> THE PROBLEM: Work out how many lines in the entries below include the word "thời". Give nothing but the number.

== DATA LISTING

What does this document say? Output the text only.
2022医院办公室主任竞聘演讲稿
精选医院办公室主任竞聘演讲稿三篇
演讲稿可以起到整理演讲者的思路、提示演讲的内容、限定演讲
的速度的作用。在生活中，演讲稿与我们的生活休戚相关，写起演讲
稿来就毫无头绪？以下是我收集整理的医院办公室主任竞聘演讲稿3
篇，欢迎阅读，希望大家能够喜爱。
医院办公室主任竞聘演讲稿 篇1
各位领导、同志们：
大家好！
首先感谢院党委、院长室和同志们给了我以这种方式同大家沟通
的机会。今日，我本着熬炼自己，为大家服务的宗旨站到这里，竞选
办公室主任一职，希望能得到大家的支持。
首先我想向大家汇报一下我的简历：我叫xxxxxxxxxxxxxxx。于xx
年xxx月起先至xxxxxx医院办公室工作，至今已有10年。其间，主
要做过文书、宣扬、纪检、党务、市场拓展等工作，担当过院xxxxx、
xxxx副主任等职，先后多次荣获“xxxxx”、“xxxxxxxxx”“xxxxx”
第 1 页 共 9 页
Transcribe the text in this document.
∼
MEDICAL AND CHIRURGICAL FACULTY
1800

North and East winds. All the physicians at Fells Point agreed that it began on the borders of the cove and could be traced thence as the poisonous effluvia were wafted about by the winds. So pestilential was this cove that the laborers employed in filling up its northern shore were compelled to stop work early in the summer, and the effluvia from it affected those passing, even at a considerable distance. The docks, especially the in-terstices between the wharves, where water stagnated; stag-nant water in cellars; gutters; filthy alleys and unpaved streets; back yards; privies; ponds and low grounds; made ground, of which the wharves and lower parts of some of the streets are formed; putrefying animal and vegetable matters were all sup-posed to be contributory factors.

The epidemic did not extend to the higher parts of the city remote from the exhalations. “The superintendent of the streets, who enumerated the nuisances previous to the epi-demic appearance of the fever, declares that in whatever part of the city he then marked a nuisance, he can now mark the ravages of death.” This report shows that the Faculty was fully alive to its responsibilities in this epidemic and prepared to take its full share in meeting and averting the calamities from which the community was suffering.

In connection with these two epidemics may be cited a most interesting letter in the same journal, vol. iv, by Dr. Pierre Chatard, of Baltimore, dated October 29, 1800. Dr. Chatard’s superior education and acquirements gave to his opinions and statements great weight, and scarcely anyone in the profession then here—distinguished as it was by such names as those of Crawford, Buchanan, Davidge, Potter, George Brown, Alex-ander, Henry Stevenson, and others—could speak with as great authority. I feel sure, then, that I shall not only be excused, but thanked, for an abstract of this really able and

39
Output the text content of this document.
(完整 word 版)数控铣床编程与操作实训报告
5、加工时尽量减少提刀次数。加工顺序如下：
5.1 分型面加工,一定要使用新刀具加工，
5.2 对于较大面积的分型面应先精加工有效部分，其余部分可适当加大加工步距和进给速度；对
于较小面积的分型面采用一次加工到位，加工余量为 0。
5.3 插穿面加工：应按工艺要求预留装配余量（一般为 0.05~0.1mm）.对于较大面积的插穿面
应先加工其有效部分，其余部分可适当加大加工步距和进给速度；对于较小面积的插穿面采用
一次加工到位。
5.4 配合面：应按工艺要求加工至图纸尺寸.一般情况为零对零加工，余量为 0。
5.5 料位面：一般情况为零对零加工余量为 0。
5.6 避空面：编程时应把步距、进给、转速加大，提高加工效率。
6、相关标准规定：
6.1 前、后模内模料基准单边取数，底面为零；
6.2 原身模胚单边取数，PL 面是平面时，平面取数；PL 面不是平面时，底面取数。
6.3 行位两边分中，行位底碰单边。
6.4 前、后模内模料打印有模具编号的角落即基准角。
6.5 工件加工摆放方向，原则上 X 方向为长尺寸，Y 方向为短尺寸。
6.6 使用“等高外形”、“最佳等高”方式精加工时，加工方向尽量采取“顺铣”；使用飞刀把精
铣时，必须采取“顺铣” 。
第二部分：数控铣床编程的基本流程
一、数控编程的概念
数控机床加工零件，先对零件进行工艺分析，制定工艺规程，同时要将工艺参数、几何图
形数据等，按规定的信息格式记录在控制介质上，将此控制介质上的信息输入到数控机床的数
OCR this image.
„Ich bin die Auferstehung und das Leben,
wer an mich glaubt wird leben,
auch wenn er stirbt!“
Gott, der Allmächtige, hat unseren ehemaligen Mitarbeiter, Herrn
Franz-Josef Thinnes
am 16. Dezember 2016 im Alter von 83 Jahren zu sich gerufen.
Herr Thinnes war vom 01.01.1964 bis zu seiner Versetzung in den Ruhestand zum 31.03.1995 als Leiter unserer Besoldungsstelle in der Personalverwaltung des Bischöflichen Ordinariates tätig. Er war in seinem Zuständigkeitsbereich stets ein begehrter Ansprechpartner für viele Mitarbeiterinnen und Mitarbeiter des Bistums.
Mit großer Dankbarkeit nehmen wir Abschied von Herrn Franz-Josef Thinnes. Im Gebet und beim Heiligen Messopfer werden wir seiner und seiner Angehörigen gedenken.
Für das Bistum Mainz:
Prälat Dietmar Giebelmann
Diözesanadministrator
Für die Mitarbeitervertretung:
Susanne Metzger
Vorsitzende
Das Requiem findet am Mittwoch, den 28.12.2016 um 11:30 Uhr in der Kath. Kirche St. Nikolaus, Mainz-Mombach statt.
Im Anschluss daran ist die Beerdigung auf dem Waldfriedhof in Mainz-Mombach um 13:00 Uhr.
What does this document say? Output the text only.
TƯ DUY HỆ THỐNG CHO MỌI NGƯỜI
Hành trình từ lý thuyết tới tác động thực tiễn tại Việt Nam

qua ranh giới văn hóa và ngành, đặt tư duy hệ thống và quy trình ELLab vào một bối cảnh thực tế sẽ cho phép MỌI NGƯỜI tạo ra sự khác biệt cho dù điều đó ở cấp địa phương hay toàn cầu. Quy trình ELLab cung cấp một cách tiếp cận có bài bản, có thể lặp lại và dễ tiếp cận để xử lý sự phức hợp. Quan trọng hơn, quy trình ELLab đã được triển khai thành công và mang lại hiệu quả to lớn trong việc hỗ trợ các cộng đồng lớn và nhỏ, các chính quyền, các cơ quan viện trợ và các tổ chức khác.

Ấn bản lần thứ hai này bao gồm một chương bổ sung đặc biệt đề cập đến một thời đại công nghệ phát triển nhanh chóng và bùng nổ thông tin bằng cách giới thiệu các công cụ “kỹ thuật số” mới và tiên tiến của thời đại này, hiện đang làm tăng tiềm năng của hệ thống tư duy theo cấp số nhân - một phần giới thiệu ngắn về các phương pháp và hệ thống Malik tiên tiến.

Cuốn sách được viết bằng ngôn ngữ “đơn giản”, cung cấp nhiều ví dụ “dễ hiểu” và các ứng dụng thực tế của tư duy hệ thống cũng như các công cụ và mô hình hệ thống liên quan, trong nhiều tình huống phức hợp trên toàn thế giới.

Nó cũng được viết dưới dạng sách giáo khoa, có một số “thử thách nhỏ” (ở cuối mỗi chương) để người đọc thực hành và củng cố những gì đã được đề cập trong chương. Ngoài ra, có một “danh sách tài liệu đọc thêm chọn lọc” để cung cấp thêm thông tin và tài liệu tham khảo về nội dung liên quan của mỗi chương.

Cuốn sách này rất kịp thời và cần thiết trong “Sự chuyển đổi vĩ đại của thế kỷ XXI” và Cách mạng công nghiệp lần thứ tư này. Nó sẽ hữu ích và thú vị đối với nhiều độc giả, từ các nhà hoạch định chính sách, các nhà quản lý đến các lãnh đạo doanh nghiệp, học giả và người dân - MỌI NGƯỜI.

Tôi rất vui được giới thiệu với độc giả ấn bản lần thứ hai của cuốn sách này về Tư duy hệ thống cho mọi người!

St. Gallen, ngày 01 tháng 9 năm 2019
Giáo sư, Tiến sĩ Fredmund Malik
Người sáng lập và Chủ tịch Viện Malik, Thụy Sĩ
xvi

====

> EXERCISE ANSWER: 2